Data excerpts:
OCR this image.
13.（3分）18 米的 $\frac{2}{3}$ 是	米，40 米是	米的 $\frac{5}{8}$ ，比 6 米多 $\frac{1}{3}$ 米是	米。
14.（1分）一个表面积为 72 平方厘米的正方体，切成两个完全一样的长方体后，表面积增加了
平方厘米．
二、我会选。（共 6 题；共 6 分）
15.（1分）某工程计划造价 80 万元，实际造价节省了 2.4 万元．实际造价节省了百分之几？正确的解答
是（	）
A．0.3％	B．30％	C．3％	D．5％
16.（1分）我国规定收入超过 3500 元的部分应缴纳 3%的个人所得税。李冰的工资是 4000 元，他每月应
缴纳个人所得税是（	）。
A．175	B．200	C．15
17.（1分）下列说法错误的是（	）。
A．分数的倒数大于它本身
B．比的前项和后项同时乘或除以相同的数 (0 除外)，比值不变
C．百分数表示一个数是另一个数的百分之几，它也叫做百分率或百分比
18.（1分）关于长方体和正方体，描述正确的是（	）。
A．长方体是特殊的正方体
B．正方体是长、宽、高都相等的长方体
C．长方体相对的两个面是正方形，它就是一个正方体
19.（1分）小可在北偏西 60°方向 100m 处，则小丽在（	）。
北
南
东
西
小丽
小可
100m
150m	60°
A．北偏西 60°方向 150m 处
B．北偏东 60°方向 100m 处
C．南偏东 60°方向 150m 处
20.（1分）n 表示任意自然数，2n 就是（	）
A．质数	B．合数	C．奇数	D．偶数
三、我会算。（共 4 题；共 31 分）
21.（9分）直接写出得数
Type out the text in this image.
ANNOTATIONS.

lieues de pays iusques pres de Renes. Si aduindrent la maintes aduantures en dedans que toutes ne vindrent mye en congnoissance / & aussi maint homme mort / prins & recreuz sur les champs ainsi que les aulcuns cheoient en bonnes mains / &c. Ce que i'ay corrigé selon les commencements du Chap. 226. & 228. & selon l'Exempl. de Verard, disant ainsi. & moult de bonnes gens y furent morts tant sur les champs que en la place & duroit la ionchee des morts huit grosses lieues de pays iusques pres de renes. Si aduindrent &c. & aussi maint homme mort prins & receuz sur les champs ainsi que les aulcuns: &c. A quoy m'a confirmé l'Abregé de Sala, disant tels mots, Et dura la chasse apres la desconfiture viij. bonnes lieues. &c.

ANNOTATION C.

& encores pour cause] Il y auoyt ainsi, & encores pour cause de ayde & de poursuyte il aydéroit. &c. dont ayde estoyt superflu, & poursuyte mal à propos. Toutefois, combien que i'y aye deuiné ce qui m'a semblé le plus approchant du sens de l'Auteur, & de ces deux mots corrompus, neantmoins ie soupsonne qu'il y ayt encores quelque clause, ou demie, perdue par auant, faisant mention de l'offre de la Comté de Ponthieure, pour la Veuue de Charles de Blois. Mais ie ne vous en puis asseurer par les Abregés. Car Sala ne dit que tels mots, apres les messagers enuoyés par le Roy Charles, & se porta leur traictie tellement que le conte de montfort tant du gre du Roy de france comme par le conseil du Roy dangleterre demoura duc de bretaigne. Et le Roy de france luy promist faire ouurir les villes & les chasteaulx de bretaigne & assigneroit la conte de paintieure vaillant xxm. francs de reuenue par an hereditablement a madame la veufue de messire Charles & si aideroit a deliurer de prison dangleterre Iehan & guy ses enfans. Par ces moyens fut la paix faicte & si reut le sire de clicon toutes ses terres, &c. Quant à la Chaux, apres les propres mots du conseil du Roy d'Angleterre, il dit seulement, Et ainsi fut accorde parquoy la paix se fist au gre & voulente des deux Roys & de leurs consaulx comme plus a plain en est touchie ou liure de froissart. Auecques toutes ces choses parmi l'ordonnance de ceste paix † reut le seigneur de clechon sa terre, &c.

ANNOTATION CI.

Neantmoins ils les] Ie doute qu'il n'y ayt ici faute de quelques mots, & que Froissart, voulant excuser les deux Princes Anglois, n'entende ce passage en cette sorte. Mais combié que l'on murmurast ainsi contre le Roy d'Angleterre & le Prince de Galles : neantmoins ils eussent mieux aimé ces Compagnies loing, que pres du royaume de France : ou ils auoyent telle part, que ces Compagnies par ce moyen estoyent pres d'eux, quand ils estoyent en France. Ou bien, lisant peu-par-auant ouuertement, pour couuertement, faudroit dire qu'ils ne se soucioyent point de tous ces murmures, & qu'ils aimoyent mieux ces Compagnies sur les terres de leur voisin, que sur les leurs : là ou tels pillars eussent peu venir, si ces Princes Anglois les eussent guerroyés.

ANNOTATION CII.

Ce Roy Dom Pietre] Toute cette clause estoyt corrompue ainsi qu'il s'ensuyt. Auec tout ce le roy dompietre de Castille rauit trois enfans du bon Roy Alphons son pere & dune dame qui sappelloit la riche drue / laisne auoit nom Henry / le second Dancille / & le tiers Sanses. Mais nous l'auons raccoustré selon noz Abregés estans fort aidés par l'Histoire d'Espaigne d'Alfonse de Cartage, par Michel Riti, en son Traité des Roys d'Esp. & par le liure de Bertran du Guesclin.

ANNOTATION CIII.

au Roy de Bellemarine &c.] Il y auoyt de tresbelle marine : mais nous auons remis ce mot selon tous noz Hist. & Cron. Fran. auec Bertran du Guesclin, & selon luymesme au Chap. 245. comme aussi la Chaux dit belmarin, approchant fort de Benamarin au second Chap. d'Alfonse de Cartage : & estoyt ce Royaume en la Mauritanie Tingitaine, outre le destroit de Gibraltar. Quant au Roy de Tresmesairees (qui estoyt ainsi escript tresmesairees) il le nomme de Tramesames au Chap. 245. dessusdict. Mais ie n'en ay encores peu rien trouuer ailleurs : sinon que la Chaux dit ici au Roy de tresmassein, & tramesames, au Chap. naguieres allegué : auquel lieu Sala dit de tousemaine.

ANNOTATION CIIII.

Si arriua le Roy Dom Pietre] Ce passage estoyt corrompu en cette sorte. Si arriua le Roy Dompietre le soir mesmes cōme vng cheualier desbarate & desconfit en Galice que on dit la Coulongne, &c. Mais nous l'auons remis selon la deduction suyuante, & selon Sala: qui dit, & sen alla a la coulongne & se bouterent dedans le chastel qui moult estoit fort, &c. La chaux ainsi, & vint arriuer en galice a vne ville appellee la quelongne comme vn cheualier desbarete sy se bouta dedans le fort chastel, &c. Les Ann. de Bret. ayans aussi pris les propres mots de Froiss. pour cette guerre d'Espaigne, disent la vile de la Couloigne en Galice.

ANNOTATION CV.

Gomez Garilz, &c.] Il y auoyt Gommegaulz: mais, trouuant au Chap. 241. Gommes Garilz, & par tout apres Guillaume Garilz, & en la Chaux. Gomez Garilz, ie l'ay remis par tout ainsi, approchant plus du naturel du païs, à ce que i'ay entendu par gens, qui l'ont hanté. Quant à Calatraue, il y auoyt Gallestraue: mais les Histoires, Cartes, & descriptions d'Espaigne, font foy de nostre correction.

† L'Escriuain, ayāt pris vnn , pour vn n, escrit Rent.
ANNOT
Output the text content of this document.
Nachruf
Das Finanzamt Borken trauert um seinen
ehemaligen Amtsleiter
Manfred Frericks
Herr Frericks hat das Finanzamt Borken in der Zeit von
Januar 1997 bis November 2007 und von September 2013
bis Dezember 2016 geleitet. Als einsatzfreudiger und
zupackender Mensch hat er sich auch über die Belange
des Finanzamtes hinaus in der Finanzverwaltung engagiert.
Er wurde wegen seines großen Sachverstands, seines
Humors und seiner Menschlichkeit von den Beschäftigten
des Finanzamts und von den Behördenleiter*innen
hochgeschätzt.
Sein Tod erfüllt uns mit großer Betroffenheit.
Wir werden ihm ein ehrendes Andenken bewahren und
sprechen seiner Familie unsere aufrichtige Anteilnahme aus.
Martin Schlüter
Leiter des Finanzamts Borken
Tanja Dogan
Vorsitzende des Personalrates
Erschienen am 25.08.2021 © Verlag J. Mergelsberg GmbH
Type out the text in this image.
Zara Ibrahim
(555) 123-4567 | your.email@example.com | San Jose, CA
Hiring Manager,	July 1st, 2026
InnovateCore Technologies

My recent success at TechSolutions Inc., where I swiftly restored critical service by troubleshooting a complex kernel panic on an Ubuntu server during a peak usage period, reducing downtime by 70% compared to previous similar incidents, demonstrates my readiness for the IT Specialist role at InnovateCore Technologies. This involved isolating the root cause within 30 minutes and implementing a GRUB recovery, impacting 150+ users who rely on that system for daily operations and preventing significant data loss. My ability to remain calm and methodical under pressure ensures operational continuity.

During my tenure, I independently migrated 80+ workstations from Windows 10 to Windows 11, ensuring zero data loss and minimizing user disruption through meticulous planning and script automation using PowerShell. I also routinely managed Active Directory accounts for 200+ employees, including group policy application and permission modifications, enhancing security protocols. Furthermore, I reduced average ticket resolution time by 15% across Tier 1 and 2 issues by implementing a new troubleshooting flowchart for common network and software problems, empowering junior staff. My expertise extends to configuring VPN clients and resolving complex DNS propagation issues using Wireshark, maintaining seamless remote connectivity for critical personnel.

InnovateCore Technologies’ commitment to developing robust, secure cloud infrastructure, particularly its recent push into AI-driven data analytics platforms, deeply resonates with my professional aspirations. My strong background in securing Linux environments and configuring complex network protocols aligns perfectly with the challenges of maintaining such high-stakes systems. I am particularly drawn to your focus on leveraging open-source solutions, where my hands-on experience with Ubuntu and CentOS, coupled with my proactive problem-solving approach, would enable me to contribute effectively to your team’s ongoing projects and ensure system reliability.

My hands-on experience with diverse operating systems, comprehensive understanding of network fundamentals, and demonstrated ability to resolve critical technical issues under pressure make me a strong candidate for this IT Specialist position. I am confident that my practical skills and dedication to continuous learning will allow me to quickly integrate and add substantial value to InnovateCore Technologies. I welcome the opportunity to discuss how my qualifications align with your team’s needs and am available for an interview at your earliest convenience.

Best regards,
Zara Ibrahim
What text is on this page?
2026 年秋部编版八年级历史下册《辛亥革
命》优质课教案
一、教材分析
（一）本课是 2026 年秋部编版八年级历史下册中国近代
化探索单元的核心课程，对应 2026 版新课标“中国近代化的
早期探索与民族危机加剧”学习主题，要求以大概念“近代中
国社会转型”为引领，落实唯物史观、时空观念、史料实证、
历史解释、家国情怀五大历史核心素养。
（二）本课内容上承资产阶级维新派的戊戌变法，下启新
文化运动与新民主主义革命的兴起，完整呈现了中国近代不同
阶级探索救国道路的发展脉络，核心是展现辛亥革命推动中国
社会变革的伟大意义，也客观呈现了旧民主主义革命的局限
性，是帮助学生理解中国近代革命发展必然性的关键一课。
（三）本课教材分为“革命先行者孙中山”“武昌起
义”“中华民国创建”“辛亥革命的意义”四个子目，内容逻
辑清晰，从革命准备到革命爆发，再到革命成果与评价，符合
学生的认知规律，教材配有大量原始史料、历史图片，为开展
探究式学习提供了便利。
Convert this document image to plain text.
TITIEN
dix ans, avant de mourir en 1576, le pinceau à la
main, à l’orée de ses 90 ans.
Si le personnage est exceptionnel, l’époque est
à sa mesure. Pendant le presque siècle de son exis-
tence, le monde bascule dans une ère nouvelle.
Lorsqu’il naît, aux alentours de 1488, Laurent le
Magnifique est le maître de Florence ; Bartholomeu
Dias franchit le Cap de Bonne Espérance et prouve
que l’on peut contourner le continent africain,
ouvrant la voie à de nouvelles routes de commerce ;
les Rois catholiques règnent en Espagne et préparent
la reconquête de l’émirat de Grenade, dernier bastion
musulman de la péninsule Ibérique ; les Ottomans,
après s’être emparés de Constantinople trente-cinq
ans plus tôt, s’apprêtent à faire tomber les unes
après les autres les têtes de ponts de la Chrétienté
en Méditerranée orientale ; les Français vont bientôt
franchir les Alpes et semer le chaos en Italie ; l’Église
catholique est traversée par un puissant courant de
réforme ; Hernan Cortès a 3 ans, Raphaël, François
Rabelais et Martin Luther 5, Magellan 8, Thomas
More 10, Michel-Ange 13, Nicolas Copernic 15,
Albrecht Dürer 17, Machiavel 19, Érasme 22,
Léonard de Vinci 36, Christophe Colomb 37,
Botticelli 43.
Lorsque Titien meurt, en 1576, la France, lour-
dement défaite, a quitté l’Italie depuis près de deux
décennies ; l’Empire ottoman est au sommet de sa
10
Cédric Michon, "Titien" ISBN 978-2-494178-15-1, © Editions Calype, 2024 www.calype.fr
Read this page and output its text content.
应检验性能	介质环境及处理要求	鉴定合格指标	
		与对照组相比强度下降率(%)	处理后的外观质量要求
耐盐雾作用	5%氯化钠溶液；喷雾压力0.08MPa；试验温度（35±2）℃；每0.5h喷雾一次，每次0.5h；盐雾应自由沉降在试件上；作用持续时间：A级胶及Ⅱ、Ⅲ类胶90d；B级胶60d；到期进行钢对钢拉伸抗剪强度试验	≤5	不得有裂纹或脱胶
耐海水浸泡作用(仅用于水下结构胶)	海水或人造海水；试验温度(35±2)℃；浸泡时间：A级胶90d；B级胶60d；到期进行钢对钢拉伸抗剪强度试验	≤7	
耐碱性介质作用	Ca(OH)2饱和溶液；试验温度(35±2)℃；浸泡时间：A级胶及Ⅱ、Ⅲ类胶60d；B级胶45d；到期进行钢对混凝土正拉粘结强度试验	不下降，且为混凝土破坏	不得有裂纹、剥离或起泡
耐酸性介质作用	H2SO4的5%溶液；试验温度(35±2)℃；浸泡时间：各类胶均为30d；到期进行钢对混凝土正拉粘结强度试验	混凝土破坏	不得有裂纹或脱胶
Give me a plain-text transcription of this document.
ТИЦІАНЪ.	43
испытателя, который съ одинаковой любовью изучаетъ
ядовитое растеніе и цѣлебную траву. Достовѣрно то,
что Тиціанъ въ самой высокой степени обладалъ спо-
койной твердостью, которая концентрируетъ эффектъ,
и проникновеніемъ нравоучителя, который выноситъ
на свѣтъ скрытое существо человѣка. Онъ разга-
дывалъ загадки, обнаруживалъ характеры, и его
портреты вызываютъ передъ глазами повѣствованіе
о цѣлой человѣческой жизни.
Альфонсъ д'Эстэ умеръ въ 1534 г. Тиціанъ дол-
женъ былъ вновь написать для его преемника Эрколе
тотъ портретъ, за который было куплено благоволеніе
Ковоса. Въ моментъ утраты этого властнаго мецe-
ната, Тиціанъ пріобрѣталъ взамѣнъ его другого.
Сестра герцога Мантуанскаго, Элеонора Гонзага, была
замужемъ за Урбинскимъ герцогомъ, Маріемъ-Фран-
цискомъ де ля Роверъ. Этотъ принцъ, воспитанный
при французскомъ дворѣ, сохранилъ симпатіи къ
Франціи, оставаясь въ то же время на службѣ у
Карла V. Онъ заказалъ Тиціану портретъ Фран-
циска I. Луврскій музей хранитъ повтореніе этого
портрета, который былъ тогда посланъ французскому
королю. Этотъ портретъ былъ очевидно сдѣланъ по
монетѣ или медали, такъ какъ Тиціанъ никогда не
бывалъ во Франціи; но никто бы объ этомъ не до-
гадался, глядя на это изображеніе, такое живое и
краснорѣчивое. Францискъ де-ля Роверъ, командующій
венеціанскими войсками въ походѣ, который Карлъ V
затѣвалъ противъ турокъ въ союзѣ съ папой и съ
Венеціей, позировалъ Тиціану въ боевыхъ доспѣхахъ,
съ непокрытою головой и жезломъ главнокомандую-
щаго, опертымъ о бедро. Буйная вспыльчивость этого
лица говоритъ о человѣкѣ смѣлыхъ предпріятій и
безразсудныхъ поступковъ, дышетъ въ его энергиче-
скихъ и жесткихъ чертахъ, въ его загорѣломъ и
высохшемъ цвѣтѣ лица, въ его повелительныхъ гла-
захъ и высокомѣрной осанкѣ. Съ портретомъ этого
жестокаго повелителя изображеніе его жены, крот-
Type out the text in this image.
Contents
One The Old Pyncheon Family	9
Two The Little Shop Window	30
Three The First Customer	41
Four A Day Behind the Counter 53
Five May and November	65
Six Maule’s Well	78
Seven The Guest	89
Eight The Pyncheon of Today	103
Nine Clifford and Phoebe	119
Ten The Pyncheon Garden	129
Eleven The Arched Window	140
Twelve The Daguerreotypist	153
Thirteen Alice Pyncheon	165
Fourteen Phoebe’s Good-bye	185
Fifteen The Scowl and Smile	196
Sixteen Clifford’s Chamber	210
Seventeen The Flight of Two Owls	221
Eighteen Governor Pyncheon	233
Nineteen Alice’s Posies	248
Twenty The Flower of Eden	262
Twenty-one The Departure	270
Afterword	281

* **Task instructions**
Find each line holding the string "hands" and copy it out.

* **Answer to the exercise**
InnovateCore Technologies’ commitment to developing robust, secure cloud infrastructure, particularly its recent push into AI-driven data analytics platforms, deeply resonates with my professional aspirations. My strong background in securing Linux environments and configuring complex network protocols aligns perfectly with the challenges of maintaining such high-stakes systems. I am particularly drawn to your focus on leveraging open-source solutions, where my hands-on experience with Ubuntu and CentOS, coupled with my proactive problem-solving approach, would enable me to contribute effectively to your team’s ongoing projects and ensure system reliability.
My hands-on experience with diverse operating systems, comprehensive understanding of network fundamentals, and demonstrated ability to resolve critical technical issues under pressure make me a strong candidate for this IT Specialist position. I am confident that my practical skills and dedication to continuous learning will allow me to quickly integrate and add substantial value to InnovateCore Technologies. I welcome the opportunity to discuss how my qualifications align with your team’s needs and am available for an interview at your earliest convenience.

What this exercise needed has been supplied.